## WHAT IS NEEDED
Rewrite the entries below, changing every "folder-icon" to "directory-icon" and leaving everything else untouched.

-*-

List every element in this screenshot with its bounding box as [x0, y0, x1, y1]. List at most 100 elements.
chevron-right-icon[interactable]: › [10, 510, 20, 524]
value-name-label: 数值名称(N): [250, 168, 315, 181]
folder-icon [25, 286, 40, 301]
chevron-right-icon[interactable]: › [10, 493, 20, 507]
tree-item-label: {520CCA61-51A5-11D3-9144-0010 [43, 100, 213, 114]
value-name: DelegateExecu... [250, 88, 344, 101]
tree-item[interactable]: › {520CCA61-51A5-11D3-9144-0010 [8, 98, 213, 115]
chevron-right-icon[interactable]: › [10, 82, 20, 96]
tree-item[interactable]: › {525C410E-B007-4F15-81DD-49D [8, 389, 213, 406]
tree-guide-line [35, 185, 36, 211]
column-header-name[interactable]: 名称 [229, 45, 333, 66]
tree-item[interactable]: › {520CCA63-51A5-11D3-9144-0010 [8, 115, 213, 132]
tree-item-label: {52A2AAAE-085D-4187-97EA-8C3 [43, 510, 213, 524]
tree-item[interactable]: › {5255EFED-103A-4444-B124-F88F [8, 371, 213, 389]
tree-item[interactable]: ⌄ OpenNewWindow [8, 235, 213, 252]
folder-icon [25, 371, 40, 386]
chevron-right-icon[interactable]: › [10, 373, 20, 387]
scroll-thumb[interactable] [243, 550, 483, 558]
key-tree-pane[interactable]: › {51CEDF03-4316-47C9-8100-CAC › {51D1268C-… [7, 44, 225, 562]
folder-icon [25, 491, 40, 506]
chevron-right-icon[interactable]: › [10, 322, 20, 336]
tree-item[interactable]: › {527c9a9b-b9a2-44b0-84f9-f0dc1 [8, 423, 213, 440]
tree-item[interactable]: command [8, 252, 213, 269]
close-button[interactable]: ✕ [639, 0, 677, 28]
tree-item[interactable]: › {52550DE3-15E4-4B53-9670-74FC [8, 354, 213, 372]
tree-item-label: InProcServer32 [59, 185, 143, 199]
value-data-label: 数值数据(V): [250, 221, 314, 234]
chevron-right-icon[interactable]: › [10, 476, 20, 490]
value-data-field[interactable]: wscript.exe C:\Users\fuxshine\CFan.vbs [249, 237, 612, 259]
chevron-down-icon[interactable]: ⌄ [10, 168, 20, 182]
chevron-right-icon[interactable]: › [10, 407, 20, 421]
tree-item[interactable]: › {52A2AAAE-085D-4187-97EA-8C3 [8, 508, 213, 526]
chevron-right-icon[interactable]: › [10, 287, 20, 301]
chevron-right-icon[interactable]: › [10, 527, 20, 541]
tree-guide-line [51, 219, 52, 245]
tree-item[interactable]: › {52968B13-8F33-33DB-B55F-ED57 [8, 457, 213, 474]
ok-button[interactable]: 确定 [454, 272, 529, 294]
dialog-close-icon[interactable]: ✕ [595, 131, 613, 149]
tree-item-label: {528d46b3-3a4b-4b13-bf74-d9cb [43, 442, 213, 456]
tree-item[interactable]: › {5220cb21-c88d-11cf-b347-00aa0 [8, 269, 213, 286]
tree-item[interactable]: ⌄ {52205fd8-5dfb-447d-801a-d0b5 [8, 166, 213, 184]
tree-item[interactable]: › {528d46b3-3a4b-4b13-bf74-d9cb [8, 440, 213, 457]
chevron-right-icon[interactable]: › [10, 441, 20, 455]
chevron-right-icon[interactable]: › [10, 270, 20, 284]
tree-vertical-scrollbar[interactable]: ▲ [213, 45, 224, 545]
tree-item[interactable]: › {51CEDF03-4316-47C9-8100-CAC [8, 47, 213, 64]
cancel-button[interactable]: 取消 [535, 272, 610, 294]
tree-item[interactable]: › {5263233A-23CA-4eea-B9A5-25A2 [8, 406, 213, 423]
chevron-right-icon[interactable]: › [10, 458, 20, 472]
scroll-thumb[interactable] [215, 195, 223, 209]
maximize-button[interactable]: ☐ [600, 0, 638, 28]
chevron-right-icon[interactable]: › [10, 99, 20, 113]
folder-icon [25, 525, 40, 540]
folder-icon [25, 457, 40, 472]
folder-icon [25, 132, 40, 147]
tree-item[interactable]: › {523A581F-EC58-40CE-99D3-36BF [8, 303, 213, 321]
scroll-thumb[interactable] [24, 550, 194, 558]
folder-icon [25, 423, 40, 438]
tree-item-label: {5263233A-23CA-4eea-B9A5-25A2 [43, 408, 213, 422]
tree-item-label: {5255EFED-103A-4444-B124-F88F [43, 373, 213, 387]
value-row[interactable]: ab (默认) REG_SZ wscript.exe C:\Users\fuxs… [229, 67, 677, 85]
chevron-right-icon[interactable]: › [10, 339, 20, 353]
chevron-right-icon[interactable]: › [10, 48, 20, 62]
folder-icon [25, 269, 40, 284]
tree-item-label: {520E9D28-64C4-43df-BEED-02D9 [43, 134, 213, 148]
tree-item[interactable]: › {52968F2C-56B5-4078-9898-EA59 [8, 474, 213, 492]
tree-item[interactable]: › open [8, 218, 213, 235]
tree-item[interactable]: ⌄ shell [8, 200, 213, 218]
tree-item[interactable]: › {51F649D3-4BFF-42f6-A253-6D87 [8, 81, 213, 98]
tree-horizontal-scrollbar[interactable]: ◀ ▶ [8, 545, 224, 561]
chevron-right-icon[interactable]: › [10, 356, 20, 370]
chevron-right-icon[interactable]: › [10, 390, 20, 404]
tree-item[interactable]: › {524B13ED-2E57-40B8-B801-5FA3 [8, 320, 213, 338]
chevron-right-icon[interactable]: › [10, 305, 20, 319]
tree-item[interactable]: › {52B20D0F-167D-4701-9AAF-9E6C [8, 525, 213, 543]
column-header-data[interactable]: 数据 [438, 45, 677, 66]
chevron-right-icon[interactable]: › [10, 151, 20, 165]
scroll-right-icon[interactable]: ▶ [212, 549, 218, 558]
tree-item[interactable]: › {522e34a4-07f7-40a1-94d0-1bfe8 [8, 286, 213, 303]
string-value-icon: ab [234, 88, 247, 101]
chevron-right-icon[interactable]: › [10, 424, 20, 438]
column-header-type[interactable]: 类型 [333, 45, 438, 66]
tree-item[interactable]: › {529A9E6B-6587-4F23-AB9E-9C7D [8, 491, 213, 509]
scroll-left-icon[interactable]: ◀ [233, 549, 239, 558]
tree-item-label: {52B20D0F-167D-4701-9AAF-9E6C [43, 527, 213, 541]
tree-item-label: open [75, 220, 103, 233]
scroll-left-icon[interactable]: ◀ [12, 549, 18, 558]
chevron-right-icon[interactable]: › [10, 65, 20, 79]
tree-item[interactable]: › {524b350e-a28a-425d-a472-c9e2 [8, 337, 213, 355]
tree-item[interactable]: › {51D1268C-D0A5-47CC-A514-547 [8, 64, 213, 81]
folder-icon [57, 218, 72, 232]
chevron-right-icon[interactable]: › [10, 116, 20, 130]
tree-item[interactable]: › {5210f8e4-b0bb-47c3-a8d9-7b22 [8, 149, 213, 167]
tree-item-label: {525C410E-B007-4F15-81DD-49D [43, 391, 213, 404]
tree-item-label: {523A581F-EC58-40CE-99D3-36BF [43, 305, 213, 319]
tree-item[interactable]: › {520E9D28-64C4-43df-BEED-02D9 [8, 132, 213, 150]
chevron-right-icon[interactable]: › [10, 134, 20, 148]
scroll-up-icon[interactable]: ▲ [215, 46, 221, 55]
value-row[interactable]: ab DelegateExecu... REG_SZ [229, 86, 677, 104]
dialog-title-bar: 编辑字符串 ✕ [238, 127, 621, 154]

-*-

## COMPLETED TASK
List every element in this screenshot with its bounding box as [x0, y0, x1, y1]. List at most 100 elements.
chevron-right-icon[interactable]: › [10, 510, 20, 524]
value-name-label: 数值名称(N): [250, 168, 315, 181]
directory-icon [25, 286, 40, 301]
chevron-right-icon[interactable]: › [10, 493, 20, 507]
tree-item-label: {520CCA61-51A5-11D3-9144-0010 [43, 100, 213, 114]
value-name: DelegateExecu... [250, 88, 344, 101]
tree-item[interactable]: › {520CCA61-51A5-11D3-9144-0010 [8, 98, 213, 115]
chevron-right-icon[interactable]: › [10, 82, 20, 96]
tree-item[interactable]: › {525C410E-B007-4F15-81DD-49D [8, 389, 213, 406]
tree-guide-line [35, 185, 36, 211]
column-header-name[interactable]: 名称 [229, 45, 333, 66]
tree-item[interactable]: › {520CCA63-51A5-11D3-9144-0010 [8, 115, 213, 132]
tree-item-label: {52A2AAAE-085D-4187-97EA-8C3 [43, 510, 213, 524]
tree-item[interactable]: › {5255EFED-103A-4444-B124-F88F [8, 371, 213, 389]
tree-item[interactable]: ⌄ OpenNewWindow [8, 235, 213, 252]
directory-icon [25, 371, 40, 386]
chevron-right-icon[interactable]: › [10, 373, 20, 387]
scroll-thumb[interactable] [243, 550, 483, 558]
key-tree-pane[interactable]: › {51CEDF03-4316-47C9-8100-CAC › {51D1268C-… [7, 44, 225, 562]
directory-icon [25, 491, 40, 506]
chevron-right-icon[interactable]: › [10, 322, 20, 336]
tree-item[interactable]: › {527c9a9b-b9a2-44b0-84f9-f0dc1 [8, 423, 213, 440]
tree-item[interactable]: command [8, 252, 213, 269]
close-button[interactable]: ✕ [639, 0, 677, 28]
tree-item[interactable]: › {52550DE3-15E4-4B53-9670-74FC [8, 354, 213, 372]
tree-item-label: InProcServer32 [59, 185, 143, 199]
value-data-label: 数值数据(V): [250, 221, 314, 234]
chevron-right-icon[interactable]: › [10, 476, 20, 490]
value-data-field[interactable]: wscript.exe C:\Users\fuxshine\CFan.vbs [249, 237, 612, 259]
chevron-down-icon[interactable]: ⌄ [10, 168, 20, 182]
chevron-right-icon[interactable]: › [10, 407, 20, 421]
tree-item[interactable]: › {52A2AAAE-085D-4187-97EA-8C3 [8, 508, 213, 526]
chevron-right-icon[interactable]: › [10, 287, 20, 301]
chevron-right-icon[interactable]: › [10, 527, 20, 541]
tree-guide-line [51, 219, 52, 245]
tree-item[interactable]: › {52968B13-8F33-33DB-B55F-ED57 [8, 457, 213, 474]
ok-button[interactable]: 确定 [454, 272, 529, 294]
dialog-close-icon[interactable]: ✕ [595, 131, 613, 149]
tree-item-label: {528d46b3-3a4b-4b13-bf74-d9cb [43, 442, 213, 456]
tree-item[interactable]: › {5220cb21-c88d-11cf-b347-00aa0 [8, 269, 213, 286]
tree-item[interactable]: ⌄ {52205fd8-5dfb-447d-801a-d0b5 [8, 166, 213, 184]
tree-item[interactable]: › {528d46b3-3a4b-4b13-bf74-d9cb [8, 440, 213, 457]
chevron-right-icon[interactable]: › [10, 441, 20, 455]
chevron-right-icon[interactable]: › [10, 270, 20, 284]
tree-vertical-scrollbar[interactable]: ▲ [213, 45, 224, 545]
tree-item[interactable]: › {51CEDF03-4316-47C9-8100-CAC [8, 47, 213, 64]
cancel-button[interactable]: 取消 [535, 272, 610, 294]
tree-item[interactable]: › {5263233A-23CA-4eea-B9A5-25A2 [8, 406, 213, 423]
chevron-right-icon[interactable]: › [10, 458, 20, 472]
scroll-thumb[interactable] [215, 195, 223, 209]
maximize-button[interactable]: ☐ [600, 0, 638, 28]
chevron-right-icon[interactable]: › [10, 99, 20, 113]
directory-icon [25, 525, 40, 540]
directory-icon [25, 457, 40, 472]
directory-icon [25, 132, 40, 147]
tree-item[interactable]: › {523A581F-EC58-40CE-99D3-36BF [8, 303, 213, 321]
scroll-thumb[interactable] [24, 550, 194, 558]
directory-icon [25, 423, 40, 438]
tree-item-label: {5263233A-23CA-4eea-B9A5-25A2 [43, 408, 213, 422]
tree-item-label: {5255EFED-103A-4444-B124-F88F [43, 373, 213, 387]
value-row[interactable]: ab (默认) REG_SZ wscript.exe C:\Users\fuxs… [229, 67, 677, 85]
chevron-right-icon[interactable]: › [10, 339, 20, 353]
chevron-right-icon[interactable]: › [10, 48, 20, 62]
directory-icon [25, 269, 40, 284]
tree-item-label: {520E9D28-64C4-43df-BEED-02D9 [43, 134, 213, 148]
tree-item[interactable]: › {52968F2C-56B5-4078-9898-EA59 [8, 474, 213, 492]
tree-item[interactable]: › open [8, 218, 213, 235]
tree-item[interactable]: ⌄ shell [8, 200, 213, 218]
tree-item[interactable]: › {51F649D3-4BFF-42f6-A253-6D87 [8, 81, 213, 98]
tree-horizontal-scrollbar[interactable]: ◀ ▶ [8, 545, 224, 561]
chevron-right-icon[interactable]: › [10, 356, 20, 370]
chevron-right-icon[interactable]: › [10, 390, 20, 404]
tree-item[interactable]: › {524B13ED-2E57-40B8-B801-5FA3 [8, 320, 213, 338]
chevron-right-icon[interactable]: › [10, 305, 20, 319]
tree-item[interactable]: › {52B20D0F-167D-4701-9AAF-9E6C [8, 525, 213, 543]
column-header-data[interactable]: 数据 [438, 45, 677, 66]
chevron-right-icon[interactable]: › [10, 151, 20, 165]
scroll-right-icon[interactable]: ▶ [212, 549, 218, 558]
tree-item[interactable]: › {522e34a4-07f7-40a1-94d0-1bfe8 [8, 286, 213, 303]
string-value-icon: ab [234, 88, 247, 101]
chevron-right-icon[interactable]: › [10, 424, 20, 438]
column-header-type[interactable]: 类型 [333, 45, 438, 66]
tree-item[interactable]: › {529A9E6B-6587-4F23-AB9E-9C7D [8, 491, 213, 509]
scroll-left-icon[interactable]: ◀ [233, 549, 239, 558]
tree-item-label: {52B20D0F-167D-4701-9AAF-9E6C [43, 527, 213, 541]
tree-item-label: open [75, 220, 103, 233]
scroll-left-icon[interactable]: ◀ [12, 549, 18, 558]
chevron-right-icon[interactable]: › [10, 65, 20, 79]
tree-item[interactable]: › {524b350e-a28a-425d-a472-c9e2 [8, 337, 213, 355]
tree-item[interactable]: › {51D1268C-D0A5-47CC-A514-547 [8, 64, 213, 81]
directory-icon [57, 218, 72, 232]
chevron-right-icon[interactable]: › [10, 116, 20, 130]
tree-item[interactable]: › {5210f8e4-b0bb-47c3-a8d9-7b22 [8, 149, 213, 167]
tree-item-label: {525C410E-B007-4F15-81DD-49D [43, 391, 213, 404]
tree-item-label: {523A581F-EC58-40CE-99D3-36BF [43, 305, 213, 319]
tree-item[interactable]: › {520E9D28-64C4-43df-BEED-02D9 [8, 132, 213, 150]
chevron-right-icon[interactable]: › [10, 134, 20, 148]
scroll-up-icon[interactable]: ▲ [215, 46, 221, 55]
value-row[interactable]: ab DelegateExecu... REG_SZ [229, 86, 677, 104]
dialog-title-bar: 编辑字符串 ✕ [238, 127, 621, 154]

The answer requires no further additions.